◆ GIVEN TASK
Every record below should be printed exactly as given.

◆ ROWS
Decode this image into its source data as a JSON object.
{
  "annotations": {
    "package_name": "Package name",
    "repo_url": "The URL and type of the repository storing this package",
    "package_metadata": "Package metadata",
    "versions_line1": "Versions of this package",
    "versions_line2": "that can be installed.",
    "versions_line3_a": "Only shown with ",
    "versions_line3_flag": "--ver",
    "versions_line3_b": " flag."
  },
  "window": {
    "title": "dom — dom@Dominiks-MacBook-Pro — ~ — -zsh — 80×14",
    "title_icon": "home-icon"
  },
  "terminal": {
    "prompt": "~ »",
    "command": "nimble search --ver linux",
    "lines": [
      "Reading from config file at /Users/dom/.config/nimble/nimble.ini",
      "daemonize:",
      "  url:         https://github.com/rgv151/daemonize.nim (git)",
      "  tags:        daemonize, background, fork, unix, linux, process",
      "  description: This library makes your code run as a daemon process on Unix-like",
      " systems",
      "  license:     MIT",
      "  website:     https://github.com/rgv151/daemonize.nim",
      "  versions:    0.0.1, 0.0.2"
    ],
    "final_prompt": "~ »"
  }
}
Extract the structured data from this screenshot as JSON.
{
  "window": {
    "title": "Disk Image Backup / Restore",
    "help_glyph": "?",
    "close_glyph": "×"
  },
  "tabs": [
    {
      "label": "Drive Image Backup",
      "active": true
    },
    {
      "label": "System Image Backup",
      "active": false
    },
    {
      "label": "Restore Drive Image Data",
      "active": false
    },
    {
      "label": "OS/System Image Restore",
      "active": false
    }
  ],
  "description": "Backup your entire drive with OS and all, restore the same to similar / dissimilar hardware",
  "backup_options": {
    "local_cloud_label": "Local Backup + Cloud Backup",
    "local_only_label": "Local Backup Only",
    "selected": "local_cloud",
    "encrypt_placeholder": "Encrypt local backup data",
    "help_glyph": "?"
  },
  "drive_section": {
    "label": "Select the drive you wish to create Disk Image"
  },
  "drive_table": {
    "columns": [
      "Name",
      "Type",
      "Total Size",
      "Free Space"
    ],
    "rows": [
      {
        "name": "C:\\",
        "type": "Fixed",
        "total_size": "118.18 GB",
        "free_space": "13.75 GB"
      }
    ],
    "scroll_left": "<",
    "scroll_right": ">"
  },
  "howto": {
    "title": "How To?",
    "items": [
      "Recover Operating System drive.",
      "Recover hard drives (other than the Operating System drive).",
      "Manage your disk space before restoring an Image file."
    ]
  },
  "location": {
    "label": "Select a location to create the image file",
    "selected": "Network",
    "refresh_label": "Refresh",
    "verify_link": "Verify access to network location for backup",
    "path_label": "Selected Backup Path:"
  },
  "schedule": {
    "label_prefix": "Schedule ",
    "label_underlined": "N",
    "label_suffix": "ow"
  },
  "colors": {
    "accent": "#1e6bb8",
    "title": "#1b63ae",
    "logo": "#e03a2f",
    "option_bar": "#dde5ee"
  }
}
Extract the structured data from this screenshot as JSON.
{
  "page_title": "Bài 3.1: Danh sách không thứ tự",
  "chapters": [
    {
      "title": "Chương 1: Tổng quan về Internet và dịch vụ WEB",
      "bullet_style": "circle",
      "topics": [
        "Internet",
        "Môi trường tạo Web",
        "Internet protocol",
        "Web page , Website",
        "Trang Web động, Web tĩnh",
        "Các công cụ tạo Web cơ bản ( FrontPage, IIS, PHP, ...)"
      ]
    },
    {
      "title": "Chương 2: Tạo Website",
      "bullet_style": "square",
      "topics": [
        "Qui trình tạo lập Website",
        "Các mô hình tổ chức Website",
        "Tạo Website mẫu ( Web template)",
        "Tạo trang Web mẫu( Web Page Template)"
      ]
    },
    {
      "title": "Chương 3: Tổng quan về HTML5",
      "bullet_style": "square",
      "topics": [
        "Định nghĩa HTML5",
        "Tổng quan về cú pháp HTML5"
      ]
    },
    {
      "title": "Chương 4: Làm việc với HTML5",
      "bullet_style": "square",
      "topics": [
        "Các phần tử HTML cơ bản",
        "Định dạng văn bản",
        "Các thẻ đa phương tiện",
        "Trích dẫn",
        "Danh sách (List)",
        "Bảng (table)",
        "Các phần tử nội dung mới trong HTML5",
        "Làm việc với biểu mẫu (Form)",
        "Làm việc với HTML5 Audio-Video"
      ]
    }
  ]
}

◆ WRITTEN ANSWER
Decode this image into its source data as a JSON object.
{
  "annotations": {
    "package_name": "Package name",
    "repo_url": "The URL and type of the repository storing this package",
    "package_metadata": "Package metadata",
    "versions_line1": "Versions of this package",
    "versions_line2": "that can be installed.",
    "versions_line3_a": "Only shown with ",
    "versions_line3_flag": "--ver",
    "versions_line3_b": " flag."
  },
  "window": {
    "title": "dom — dom@Dominiks-MacBook-Pro — ~ — -zsh — 80×14",
    "title_icon": "home-icon"
  },
  "terminal": {
    "prompt": "~ »",
    "command": "nimble search --ver linux",
    "lines": [
      "Reading from config file at /Users/dom/.config/nimble/nimble.ini",
      "daemonize:",
      "  url:         https://github.com/rgv151/daemonize.nim (git)",
      "  tags:        daemonize, background, fork, unix, linux, process",
      "  description: This library makes your code run as a daemon process on Unix-like",
      " systems",
      "  license:     MIT",
      "  website:     https://github.com/rgv151/daemonize.nim",
      "  versions:    0.0.1, 0.0.2"
    ],
    "final_prompt": "~ »"
  }
}
Extract the structured data from this screenshot as JSON.
{
  "window": {
    "title": "Disk Image Backup / Restore",
    "help_glyph": "?",
    "close_glyph": "×"
  },
  "tabs": [
    {
      "label": "Drive Image Backup",
      "active": true
    },
    {
      "label": "System Image Backup",
      "active": false
    },
    {
      "label": "Restore Drive Image Data",
      "active": false
    },
    {
      "label": "OS/System Image Restore",
      "active": false
    }
  ],
  "description": "Backup your entire drive with OS and all, restore the same to similar / dissimilar hardware",
  "backup_options": {
    "local_cloud_label": "Local Backup + Cloud Backup",
    "local_only_label": "Local Backup Only",
    "selected": "local_cloud",
    "encrypt_placeholder": "Encrypt local backup data",
    "help_glyph": "?"
  },
  "drive_section": {
    "label": "Select the drive you wish to create Disk Image"
  },
  "drive_table": {
    "columns": [
      "Name",
      "Type",
      "Total Size",
      "Free Space"
    ],
    "rows": [
      {
        "name": "C:\\",
        "type": "Fixed",
        "total_size": "118.18 GB",
        "free_space": "13.75 GB"
      }
    ],
    "scroll_left": "<",
    "scroll_right": ">"
  },
  "howto": {
    "title": "How To?",
    "items": [
      "Recover Operating System drive.",
      "Recover hard drives (other than the Operating System drive).",
      "Manage your disk space before restoring an Image file."
    ]
  },
  "location": {
    "label": "Select a location to create the image file",
    "selected": "Network",
    "refresh_label": "Refresh",
    "verify_link": "Verify access to network location for backup",
    "path_label": "Selected Backup Path:"
  },
  "schedule": {
    "label_prefix": "Schedule ",
    "label_underlined": "N",
    "label_suffix": "ow"
  },
  "colors": {
    "accent": "#1e6bb8",
    "title": "#1b63ae",
    "logo": "#e03a2f",
    "option_bar": "#dde5ee"
  }
}
Extract the structured data from this screenshot as JSON.
{
  "page_title": "Bài 3.1: Danh sách không thứ tự",
  "chapters": [
    {
      "title": "Chương 1: Tổng quan về Internet và dịch vụ WEB",
      "bullet_style": "circle",
      "topics": [
        "Internet",
        "Môi trường tạo Web",
        "Internet protocol",
        "Web page , Website",
        "Trang Web động, Web tĩnh",
        "Các công cụ tạo Web cơ bản ( FrontPage, IIS, PHP, ...)"
      ]
    },
    {
      "title": "Chương 2: Tạo Website",
      "bullet_style": "square",
      "topics": [
        "Qui trình tạo lập Website",
        "Các mô hình tổ chức Website",
        "Tạo Website mẫu ( Web template)",
        "Tạo trang Web mẫu( Web Page Template)"
      ]
    },
    {
      "title": "Chương 3: Tổng quan về HTML5",
      "bullet_style": "square",
      "topics": [
        "Định nghĩa HTML5",
        "Tổng quan về cú pháp HTML5"
      ]
    },
    {
      "title": "Chương 4: Làm việc với HTML5",
      "bullet_style": "square",
      "topics": [
        "Các phần tử HTML cơ bản",
        "Định dạng văn bản",
        "Các thẻ đa phương tiện",
        "Trích dẫn",
        "Danh sách (List)",
        "Bảng (table)",
        "Các phần tử nội dung mới trong HTML5",
        "Làm việc với biểu mẫu (Form)",
        "Làm việc với HTML5 Audio-Video"
      ]
    }
  ]
}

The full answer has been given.